══ Exercise inputs ══

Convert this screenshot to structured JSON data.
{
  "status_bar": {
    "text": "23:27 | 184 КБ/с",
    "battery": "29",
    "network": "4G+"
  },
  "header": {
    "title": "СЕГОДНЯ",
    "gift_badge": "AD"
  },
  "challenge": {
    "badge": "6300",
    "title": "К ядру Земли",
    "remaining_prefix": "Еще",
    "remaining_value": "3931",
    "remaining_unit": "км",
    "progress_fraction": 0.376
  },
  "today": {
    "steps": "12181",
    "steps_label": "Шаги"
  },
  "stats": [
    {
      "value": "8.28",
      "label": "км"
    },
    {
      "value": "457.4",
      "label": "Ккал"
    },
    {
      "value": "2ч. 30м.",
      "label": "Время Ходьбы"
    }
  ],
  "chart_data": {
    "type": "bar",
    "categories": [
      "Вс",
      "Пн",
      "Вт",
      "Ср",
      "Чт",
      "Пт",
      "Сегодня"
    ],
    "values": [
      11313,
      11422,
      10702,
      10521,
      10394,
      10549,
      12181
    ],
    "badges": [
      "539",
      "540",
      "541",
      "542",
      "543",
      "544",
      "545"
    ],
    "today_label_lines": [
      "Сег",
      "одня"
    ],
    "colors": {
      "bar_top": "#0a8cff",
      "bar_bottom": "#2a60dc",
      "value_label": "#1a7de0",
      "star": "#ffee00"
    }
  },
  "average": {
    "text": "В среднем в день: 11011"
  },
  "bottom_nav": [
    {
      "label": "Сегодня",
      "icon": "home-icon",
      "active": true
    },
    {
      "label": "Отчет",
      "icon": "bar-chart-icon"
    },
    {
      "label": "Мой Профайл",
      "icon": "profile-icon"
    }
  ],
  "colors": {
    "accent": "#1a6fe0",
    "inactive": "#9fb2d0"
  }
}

═══
══ Exercise inputs ══

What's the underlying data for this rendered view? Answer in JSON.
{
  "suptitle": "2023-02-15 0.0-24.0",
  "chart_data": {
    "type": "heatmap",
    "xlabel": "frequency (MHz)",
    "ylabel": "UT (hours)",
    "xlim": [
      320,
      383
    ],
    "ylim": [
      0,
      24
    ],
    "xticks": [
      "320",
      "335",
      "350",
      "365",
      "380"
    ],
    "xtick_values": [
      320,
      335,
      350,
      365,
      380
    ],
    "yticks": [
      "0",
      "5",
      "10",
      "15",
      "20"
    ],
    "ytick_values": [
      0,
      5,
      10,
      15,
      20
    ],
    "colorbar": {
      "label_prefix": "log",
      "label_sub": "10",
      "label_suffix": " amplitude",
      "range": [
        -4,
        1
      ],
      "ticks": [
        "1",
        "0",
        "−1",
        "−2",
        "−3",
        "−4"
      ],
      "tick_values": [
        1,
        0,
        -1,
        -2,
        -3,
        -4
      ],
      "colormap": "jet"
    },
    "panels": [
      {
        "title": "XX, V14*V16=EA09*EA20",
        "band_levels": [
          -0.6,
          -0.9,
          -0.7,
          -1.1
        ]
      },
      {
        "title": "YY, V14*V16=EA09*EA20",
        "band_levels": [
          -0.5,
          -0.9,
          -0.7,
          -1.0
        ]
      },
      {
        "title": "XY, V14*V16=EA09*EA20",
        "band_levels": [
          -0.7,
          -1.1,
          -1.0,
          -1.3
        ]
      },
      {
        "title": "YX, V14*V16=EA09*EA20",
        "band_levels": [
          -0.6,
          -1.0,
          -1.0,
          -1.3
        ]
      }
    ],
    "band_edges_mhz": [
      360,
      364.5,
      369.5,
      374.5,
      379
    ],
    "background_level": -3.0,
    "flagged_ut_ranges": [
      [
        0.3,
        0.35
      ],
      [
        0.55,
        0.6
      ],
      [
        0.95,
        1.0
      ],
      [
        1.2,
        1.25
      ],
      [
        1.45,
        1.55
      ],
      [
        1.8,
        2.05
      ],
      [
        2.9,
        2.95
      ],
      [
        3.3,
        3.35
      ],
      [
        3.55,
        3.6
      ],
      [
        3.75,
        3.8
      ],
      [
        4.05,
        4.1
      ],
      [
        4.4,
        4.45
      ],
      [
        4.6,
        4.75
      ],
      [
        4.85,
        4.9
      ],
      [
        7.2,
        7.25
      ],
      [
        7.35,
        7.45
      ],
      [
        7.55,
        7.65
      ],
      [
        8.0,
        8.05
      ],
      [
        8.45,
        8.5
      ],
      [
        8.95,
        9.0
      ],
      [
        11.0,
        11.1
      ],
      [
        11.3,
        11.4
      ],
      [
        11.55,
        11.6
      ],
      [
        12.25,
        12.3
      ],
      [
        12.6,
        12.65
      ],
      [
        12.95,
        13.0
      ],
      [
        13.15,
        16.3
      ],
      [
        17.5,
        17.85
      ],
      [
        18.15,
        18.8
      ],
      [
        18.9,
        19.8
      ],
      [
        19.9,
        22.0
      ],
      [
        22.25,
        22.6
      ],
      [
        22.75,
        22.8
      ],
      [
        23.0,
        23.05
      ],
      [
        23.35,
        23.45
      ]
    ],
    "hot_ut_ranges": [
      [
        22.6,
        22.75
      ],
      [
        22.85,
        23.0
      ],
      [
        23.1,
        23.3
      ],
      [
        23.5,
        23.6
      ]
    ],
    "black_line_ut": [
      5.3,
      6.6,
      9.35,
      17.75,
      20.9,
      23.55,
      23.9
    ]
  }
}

═══
══ Exercise inputs ══

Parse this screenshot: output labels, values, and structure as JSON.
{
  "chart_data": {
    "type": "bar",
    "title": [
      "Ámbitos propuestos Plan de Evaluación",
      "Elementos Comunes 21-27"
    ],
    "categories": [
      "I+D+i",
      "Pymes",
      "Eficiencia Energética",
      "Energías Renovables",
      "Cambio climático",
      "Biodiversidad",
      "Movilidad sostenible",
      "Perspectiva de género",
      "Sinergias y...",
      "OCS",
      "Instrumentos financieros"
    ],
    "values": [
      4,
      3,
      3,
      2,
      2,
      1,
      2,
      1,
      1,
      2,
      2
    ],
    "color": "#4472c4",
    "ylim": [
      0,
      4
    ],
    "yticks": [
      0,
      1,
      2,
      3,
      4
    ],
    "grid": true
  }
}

═══

■ **Your objective**:
Look for lines containing the string "icon" and copy them all.

■ **Task output**:
      "icon": "home-icon",
      "icon": "bar-chart-icon"
      "icon": "profile-icon"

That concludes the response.